What the task asks:
Write the material out again in full, exactly.

Record list:

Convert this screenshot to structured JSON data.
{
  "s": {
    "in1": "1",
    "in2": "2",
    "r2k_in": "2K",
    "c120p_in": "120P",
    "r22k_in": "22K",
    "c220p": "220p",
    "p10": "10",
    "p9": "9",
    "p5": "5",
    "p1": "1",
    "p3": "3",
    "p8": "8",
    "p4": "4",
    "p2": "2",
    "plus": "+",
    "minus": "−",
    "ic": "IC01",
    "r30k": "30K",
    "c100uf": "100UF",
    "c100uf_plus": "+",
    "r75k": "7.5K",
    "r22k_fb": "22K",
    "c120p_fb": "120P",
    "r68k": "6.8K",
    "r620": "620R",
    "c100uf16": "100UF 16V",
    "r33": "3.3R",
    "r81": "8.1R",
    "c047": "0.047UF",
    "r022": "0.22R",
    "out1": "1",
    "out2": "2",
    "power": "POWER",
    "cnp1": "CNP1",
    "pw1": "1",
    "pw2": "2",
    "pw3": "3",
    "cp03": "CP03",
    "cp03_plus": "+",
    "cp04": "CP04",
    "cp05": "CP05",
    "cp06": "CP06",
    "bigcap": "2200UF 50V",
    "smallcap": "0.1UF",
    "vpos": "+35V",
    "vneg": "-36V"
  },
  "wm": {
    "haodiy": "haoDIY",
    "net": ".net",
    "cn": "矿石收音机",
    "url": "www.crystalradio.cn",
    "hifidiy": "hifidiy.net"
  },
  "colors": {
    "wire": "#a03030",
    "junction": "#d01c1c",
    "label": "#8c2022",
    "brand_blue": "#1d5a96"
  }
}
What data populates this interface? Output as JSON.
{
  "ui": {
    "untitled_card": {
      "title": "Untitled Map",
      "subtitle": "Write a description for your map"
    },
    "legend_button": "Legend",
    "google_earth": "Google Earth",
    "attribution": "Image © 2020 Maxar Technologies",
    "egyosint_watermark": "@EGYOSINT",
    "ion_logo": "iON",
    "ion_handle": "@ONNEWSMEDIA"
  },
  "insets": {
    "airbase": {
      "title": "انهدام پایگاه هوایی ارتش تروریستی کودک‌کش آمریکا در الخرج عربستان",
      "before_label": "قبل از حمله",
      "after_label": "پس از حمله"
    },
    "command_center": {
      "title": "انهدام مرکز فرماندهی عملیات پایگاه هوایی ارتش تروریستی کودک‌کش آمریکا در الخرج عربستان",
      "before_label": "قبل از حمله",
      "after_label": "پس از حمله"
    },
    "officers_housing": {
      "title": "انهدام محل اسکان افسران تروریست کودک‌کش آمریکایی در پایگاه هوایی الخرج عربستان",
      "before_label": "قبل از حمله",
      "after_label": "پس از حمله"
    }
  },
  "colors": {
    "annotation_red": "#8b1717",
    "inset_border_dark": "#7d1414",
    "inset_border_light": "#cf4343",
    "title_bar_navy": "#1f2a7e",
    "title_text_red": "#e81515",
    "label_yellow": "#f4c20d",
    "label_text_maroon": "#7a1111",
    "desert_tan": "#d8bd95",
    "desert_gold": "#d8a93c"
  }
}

Result of the exercise:
Convert this screenshot to structured JSON data.
{
  "s": {
    "in1": "1",
    "in2": "2",
    "r2k_in": "2K",
    "c120p_in": "120P",
    "r22k_in": "22K",
    "c220p": "220p",
    "p10": "10",
    "p9": "9",
    "p5": "5",
    "p1": "1",
    "p3": "3",
    "p8": "8",
    "p4": "4",
    "p2": "2",
    "plus": "+",
    "minus": "−",
    "ic": "IC01",
    "r30k": "30K",
    "c100uf": "100UF",
    "c100uf_plus": "+",
    "r75k": "7.5K",
    "r22k_fb": "22K",
    "c120p_fb": "120P",
    "r68k": "6.8K",
    "r620": "620R",
    "c100uf16": "100UF 16V",
    "r33": "3.3R",
    "r81": "8.1R",
    "c047": "0.047UF",
    "r022": "0.22R",
    "out1": "1",
    "out2": "2",
    "power": "POWER",
    "cnp1": "CNP1",
    "pw1": "1",
    "pw2": "2",
    "pw3": "3",
    "cp03": "CP03",
    "cp03_plus": "+",
    "cp04": "CP04",
    "cp05": "CP05",
    "cp06": "CP06",
    "bigcap": "2200UF 50V",
    "smallcap": "0.1UF",
    "vpos": "+35V",
    "vneg": "-36V"
  },
  "wm": {
    "haodiy": "haoDIY",
    "net": ".net",
    "cn": "矿石收音机",
    "url": "www.crystalradio.cn",
    "hifidiy": "hifidiy.net"
  },
  "colors": {
    "wire": "#a03030",
    "junction": "#d01c1c",
    "label": "#8c2022",
    "brand_blue": "#1d5a96"
  }
}
What data populates this interface? Output as JSON.
{
  "ui": {
    "untitled_card": {
      "title": "Untitled Map",
      "subtitle": "Write a description for your map"
    },
    "legend_button": "Legend",
    "google_earth": "Google Earth",
    "attribution": "Image © 2020 Maxar Technologies",
    "egyosint_watermark": "@EGYOSINT",
    "ion_logo": "iON",
    "ion_handle": "@ONNEWSMEDIA"
  },
  "insets": {
    "airbase": {
      "title": "انهدام پایگاه هوایی ارتش تروریستی کودک‌کش آمریکا در الخرج عربستان",
      "before_label": "قبل از حمله",
      "after_label": "پس از حمله"
    },
    "command_center": {
      "title": "انهدام مرکز فرماندهی عملیات پایگاه هوایی ارتش تروریستی کودک‌کش آمریکا در الخرج عربستان",
      "before_label": "قبل از حمله",
      "after_label": "پس از حمله"
    },
    "officers_housing": {
      "title": "انهدام محل اسکان افسران تروریست کودک‌کش آمریکایی در پایگاه هوایی الخرج عربستان",
      "before_label": "قبل از حمله",
      "after_label": "پس از حمله"
    }
  },
  "colors": {
    "annotation_red": "#8b1717",
    "inset_border_dark": "#7d1414",
    "inset_border_light": "#cf4343",
    "title_bar_navy": "#1f2a7e",
    "title_text_red": "#e81515",
    "label_yellow": "#f4c20d",
    "label_text_maroon": "#7a1111",
    "desert_tan": "#d8bd95",
    "desert_gold": "#d8a93c"
  }
}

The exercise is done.